• Given problem 1:
Can you condense the blog post's paragraph beginning "Hmmm. Yesterday marked my six-year blogiversary" into a shorter version that keeps its main facts?
• Given problem 2:
Update the blog post from "Hmmm. Yesterday marked" up to and including "through my comments.", putting "avid readers" in place of "book lovers".

• Supplied text:
▶

Hmmm. Yesterday marked my six-year blogiversary. I find that pretty hard to believe, but here's the evidence. That first blog post is also proof that I really did begin this blog with the intent of writing about telecommuting and connecting with other telecommuters. Somehow, I ended up connecting with all kinds of great book lovers instead (probably a far more fun and lively crowd). Actually, I know perfectly well how that happened. I found very few fellow telecommuters who were out there blogging like I was, so I began reading blogs that interested me, which were those that focused on books, and I started commenting on them. Soon, people (much to my surprise) were led to my blog through my comments.

I need to complete the 7 x 7 award meme, for which litlove tagged me ages ago, and which I thought I'd save for my blogiversary, but, as you can see, I don't seem to be doing it to mark the occasion. In providing the two links I've thus far provided in this blog post, I'm reminded that when I first started blogging, I didn't know how to link. I also didn't know what a meme was. Funny, how I eventually became the Queen o' Memes, thus dubbed by Hobs, who became a real life friend, but who abandoned his blog long ago (way too prematurely, as far as I'm concerned, but he had better things to do, I suppose).

That's my problem with both the 7 x 7 meme and celebrating the fact that I've been blogging for six years now. It's all so bittersweet for me. On the one hand, I've loved meeting and getting to know the people I never would have known if I hadn't started blogging, but it's been sad to see some disappear from the blogosphere altogether. I've also loved getting to know real life friends better through their blogs. However, I get this sad sort of ache when I think back on the days when I first began. Think about it: I was still living in Connecticut. Bob had just graduated from seminary. His father was still alive. We had no idea where we might be headed. I was yet to be laid off from a job I loved (I was all into math, remember?). I was yet to take a job at another company only to be laid off again.  On the one hand, six years isn't all that long. On the other hand, it's been a lifetime.

◀

Element region listings
▶

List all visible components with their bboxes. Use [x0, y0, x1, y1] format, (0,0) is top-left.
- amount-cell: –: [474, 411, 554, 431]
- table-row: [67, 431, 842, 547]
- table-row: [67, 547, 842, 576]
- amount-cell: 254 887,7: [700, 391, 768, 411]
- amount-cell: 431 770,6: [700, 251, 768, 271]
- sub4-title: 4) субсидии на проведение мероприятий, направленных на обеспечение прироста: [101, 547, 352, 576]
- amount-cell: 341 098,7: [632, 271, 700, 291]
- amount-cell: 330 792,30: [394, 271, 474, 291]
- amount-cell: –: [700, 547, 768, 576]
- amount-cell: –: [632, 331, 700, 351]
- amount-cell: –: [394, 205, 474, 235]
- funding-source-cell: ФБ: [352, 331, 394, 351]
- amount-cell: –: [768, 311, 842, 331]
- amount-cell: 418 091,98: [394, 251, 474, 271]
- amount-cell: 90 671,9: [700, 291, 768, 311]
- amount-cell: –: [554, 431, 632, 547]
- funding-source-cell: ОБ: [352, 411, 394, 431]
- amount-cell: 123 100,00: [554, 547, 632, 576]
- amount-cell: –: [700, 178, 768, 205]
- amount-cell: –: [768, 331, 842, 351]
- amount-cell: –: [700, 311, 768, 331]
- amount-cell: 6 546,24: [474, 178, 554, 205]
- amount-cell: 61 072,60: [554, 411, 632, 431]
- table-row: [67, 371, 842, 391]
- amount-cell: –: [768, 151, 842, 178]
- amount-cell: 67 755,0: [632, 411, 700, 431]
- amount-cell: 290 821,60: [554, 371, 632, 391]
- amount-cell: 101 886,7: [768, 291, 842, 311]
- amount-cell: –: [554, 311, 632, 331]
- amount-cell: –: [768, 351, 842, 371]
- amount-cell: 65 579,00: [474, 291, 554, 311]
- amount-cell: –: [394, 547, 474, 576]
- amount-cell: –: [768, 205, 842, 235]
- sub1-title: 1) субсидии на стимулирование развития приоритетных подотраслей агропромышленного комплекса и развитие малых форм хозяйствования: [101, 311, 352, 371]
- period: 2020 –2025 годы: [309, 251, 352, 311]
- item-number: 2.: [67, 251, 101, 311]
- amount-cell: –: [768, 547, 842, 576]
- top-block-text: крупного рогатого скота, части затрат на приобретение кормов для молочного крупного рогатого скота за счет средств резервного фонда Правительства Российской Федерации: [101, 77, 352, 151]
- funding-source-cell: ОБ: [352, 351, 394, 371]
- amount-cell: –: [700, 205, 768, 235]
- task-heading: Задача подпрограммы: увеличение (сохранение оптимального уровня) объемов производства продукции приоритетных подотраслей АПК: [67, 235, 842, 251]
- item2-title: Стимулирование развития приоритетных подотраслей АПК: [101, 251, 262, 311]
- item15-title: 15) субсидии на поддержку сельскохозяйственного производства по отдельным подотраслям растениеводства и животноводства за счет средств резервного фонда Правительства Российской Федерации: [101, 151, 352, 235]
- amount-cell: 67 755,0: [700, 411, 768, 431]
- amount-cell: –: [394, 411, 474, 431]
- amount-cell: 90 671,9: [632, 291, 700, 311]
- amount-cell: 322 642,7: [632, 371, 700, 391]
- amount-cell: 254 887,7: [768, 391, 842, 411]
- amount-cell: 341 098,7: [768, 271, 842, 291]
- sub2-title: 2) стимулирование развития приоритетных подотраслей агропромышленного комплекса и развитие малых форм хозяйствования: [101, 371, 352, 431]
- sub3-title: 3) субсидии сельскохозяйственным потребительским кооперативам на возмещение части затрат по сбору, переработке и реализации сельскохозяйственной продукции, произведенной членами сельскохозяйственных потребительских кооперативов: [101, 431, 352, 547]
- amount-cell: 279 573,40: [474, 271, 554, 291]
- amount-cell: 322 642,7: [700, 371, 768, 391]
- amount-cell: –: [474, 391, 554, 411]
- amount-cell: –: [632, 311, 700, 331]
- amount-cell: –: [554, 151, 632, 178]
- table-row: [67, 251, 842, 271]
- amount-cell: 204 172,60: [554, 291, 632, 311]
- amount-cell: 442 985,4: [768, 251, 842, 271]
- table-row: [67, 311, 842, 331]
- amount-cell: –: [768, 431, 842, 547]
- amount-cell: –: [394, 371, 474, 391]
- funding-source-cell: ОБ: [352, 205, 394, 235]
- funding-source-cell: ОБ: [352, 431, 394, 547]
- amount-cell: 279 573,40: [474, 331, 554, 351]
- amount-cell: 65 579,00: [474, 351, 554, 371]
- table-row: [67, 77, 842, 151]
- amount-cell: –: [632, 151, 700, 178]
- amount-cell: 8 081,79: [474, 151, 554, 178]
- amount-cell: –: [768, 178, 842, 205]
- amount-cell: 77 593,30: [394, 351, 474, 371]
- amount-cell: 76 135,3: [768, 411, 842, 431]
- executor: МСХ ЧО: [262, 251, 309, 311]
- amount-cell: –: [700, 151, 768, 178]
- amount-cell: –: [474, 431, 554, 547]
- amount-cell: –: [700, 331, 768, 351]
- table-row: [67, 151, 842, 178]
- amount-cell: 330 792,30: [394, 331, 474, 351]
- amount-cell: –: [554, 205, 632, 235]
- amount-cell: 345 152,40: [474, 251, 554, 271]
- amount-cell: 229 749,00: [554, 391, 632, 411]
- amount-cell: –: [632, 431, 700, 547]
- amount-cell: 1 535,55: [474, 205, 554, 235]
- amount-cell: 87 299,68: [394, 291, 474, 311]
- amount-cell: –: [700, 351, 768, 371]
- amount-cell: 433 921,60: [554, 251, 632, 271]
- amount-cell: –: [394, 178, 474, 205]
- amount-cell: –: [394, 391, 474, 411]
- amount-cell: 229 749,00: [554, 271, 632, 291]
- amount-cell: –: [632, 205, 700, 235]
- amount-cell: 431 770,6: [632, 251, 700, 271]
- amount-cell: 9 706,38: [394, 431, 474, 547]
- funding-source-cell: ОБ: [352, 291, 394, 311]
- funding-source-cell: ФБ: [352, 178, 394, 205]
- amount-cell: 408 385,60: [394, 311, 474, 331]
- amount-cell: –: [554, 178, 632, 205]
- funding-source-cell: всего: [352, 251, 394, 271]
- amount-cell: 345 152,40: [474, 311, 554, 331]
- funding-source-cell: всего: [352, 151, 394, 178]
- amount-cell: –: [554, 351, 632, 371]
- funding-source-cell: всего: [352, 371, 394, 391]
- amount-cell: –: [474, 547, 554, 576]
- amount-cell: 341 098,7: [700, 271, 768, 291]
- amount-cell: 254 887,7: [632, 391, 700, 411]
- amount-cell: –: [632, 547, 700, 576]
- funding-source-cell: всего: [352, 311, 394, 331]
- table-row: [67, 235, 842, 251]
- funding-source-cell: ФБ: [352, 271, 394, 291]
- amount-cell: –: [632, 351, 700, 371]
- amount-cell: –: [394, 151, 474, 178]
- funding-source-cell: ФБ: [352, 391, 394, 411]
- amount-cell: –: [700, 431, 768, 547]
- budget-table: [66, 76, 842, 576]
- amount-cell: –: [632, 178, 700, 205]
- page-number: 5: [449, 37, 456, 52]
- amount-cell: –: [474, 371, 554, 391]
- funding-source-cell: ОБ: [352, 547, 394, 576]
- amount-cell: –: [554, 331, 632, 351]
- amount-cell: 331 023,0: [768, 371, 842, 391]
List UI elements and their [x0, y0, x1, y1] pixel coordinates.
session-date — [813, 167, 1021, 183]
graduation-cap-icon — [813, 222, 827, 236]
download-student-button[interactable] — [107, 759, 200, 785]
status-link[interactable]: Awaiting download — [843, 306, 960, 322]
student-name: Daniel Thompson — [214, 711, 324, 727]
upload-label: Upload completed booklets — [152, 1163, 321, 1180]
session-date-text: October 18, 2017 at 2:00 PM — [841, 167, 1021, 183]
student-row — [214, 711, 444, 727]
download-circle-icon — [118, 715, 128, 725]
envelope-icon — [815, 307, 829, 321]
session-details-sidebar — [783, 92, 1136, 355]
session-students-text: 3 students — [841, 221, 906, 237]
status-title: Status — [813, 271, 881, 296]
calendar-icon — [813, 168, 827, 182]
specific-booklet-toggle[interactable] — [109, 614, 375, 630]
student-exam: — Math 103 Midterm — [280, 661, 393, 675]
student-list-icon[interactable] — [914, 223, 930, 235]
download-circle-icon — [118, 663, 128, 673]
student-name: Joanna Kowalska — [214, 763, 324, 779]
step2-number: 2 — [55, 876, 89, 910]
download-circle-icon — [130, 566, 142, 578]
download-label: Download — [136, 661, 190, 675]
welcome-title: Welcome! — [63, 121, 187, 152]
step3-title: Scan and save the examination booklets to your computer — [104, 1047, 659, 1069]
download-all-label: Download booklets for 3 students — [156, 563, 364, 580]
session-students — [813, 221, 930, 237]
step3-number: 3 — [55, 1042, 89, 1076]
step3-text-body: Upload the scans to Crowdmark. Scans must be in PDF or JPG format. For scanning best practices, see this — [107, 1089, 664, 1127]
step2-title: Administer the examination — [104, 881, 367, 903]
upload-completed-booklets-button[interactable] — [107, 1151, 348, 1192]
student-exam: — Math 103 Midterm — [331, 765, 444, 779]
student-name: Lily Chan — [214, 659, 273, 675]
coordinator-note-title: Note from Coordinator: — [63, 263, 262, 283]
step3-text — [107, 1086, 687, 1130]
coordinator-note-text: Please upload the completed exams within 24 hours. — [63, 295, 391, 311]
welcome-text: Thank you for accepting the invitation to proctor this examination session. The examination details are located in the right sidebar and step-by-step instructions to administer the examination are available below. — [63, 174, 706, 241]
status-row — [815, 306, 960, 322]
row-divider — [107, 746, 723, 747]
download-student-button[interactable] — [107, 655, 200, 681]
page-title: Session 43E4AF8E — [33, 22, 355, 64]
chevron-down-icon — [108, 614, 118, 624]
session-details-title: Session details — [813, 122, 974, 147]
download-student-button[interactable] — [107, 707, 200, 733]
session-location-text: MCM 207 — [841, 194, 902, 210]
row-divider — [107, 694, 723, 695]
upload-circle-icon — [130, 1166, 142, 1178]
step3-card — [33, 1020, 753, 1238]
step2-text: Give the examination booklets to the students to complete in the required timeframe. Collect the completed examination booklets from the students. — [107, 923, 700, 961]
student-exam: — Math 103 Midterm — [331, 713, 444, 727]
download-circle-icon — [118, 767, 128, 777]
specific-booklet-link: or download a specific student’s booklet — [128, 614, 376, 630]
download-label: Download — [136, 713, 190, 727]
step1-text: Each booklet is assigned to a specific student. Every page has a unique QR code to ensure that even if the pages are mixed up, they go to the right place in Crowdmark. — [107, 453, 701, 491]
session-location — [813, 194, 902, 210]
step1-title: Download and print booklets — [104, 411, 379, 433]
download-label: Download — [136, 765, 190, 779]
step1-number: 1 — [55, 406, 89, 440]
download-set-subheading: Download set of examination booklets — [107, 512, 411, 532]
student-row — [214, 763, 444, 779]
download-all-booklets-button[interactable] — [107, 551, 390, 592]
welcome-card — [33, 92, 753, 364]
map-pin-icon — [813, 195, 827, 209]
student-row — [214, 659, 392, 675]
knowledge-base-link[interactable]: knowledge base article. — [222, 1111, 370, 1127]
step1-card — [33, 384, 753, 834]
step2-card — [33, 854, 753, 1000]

◀

• Answer 1:
Yesterday was the six-year anniversary of the blog, which is hard to believe. The blog began with the aim of writing about telecommuting and connecting with other telecommuters. Few telecommuters were blogging, though, so the writer read and commented on book blogs instead. Those comments drew book lovers to the blog, and they became the crowd it connected with.

• Answer 2:
Hmmm. Yesterday marked my six-year blogiversary. I find that pretty hard to believe, but here's the evidence. That first blog post is also proof that I really did begin this blog with the intent of writing about telecommuting and connecting with other telecommuters. Somehow, I ended up connecting with all kinds of great avid readers instead (probably a far more fun and lively crowd). Actually, I know perfectly well how that happened. I found very few fellow telecommuters who were out there blogging like I was, so I began reading blogs that interested me, which were those that focused on books, and I started commenting on them. Soon, people (much to my surprise) were led to my blog through my comments.